* What the task requires *
What number of lines in the material contain the word "xlabel"? Give that number alone.

******************************

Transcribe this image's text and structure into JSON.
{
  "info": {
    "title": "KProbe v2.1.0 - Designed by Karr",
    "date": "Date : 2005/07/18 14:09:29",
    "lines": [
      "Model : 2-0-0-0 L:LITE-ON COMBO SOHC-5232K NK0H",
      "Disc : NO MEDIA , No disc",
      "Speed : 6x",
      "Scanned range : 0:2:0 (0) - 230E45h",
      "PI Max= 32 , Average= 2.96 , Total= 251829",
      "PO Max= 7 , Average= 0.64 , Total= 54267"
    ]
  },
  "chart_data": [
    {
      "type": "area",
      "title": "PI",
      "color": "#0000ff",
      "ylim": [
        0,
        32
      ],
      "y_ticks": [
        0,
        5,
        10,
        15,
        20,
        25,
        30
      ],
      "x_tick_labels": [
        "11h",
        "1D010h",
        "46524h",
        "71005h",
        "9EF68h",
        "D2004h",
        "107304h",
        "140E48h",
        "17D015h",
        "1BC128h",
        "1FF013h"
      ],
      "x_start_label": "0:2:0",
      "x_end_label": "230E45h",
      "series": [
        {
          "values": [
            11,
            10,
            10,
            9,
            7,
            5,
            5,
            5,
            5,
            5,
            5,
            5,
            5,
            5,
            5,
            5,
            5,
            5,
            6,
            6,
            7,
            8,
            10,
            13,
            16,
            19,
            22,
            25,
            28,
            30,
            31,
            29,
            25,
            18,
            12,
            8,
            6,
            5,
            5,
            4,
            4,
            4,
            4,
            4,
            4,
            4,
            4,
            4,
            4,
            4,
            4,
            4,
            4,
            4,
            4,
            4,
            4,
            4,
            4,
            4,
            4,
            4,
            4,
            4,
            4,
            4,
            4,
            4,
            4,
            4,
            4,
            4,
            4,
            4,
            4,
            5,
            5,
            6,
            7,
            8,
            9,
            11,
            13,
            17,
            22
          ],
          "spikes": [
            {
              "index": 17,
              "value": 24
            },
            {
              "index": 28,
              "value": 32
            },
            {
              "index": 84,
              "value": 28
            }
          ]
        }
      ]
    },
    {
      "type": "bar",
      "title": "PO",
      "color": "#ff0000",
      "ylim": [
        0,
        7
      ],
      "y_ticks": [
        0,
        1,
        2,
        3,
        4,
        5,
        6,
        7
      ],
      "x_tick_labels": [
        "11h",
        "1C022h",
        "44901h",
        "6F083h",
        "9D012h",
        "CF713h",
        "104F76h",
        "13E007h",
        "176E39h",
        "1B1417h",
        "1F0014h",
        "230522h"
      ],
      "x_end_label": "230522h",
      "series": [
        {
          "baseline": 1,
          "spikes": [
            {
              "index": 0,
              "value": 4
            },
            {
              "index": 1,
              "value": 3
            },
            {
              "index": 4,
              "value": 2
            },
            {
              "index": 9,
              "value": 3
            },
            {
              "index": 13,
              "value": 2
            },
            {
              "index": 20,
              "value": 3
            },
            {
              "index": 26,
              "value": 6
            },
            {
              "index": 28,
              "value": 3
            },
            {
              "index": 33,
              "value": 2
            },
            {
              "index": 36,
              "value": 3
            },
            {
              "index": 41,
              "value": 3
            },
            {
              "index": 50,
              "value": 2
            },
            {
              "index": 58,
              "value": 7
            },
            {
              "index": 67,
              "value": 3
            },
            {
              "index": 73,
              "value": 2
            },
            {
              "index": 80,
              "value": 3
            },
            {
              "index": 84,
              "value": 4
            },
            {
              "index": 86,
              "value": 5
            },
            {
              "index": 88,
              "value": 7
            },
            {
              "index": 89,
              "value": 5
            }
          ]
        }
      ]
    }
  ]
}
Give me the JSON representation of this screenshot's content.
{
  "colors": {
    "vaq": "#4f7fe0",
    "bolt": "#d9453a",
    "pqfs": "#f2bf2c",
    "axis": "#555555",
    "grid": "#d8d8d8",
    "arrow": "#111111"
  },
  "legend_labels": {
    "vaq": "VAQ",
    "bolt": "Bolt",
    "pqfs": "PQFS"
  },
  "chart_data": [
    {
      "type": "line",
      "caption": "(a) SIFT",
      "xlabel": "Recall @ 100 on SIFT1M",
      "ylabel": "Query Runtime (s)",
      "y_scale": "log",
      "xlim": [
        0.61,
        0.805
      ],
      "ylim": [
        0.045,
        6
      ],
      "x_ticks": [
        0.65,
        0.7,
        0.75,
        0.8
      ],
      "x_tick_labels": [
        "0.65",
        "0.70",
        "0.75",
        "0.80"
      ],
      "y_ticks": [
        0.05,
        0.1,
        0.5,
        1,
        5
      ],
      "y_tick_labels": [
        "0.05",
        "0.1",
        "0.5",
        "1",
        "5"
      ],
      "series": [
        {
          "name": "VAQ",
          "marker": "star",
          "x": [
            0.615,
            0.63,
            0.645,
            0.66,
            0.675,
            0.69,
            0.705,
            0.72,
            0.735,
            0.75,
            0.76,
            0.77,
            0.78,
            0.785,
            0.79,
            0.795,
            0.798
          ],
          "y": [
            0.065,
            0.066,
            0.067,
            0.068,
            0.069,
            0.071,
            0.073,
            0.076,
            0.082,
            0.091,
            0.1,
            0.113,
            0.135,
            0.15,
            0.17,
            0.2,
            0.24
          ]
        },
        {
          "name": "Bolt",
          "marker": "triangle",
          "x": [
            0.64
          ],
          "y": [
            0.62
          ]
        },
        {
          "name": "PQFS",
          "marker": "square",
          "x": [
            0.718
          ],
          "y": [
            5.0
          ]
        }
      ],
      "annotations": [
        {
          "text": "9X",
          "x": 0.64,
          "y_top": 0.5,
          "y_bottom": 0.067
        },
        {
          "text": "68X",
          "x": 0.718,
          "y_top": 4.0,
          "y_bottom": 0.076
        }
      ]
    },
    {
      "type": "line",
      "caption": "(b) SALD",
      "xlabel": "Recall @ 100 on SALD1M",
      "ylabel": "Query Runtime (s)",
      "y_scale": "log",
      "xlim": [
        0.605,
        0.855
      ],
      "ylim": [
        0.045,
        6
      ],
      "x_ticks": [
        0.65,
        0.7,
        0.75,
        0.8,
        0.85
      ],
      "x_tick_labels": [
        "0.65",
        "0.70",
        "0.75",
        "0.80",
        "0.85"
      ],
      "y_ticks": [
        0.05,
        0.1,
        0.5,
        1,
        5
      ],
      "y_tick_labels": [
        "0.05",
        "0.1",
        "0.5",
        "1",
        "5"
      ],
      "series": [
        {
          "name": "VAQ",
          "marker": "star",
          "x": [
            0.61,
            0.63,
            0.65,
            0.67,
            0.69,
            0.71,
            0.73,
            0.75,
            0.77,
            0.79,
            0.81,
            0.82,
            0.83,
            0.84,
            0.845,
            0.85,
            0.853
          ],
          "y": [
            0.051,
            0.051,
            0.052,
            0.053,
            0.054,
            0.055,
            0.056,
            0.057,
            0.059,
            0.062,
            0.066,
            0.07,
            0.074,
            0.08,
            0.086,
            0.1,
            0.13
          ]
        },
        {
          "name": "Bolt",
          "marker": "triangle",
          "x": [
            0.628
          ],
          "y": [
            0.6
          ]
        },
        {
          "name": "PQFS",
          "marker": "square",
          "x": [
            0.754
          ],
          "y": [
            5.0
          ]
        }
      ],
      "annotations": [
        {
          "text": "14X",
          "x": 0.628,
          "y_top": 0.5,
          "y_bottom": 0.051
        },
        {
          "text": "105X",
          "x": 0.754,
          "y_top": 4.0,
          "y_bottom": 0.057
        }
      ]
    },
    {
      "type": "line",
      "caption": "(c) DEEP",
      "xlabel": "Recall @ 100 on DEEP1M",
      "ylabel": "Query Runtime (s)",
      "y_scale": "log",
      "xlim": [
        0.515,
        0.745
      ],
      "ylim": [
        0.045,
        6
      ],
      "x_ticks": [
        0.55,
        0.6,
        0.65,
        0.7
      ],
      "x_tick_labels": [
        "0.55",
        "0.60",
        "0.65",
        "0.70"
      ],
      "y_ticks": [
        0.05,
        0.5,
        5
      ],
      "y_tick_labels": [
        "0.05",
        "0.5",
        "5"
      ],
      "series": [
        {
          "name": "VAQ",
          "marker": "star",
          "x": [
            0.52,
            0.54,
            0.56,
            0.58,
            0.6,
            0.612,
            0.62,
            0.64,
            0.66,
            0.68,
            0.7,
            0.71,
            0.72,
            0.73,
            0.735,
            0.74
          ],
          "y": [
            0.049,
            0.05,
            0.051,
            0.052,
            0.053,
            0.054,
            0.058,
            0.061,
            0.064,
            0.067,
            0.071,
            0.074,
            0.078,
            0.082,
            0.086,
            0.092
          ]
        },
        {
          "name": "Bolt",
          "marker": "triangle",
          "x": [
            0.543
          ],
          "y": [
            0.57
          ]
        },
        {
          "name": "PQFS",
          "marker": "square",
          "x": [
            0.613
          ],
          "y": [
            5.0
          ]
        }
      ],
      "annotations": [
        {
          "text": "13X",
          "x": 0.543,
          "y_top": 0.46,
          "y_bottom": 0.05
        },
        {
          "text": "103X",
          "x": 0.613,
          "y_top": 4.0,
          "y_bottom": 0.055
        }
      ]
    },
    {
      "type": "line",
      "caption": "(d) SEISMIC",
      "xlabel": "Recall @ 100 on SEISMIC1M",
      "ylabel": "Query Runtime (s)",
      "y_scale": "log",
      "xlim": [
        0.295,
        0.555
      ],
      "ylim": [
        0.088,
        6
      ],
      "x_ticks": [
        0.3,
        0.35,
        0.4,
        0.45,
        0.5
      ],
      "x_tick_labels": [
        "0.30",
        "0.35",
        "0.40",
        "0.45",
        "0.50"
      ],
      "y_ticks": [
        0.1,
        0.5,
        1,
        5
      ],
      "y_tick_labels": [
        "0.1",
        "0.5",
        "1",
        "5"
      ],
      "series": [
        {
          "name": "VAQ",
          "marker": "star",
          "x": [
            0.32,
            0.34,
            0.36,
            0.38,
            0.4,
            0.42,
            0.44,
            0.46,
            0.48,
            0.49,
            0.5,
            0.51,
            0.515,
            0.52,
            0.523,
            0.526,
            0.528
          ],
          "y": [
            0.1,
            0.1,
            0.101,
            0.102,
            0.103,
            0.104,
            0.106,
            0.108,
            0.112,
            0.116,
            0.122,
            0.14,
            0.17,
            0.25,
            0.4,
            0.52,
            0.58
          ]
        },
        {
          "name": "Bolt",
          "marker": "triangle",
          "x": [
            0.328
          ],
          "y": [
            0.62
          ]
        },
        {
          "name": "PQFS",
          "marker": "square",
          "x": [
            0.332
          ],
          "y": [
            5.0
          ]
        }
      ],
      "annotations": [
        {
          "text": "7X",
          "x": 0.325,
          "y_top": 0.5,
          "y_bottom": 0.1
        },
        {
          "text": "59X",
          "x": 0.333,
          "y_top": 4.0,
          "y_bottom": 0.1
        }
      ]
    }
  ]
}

******************************

* Full output *
4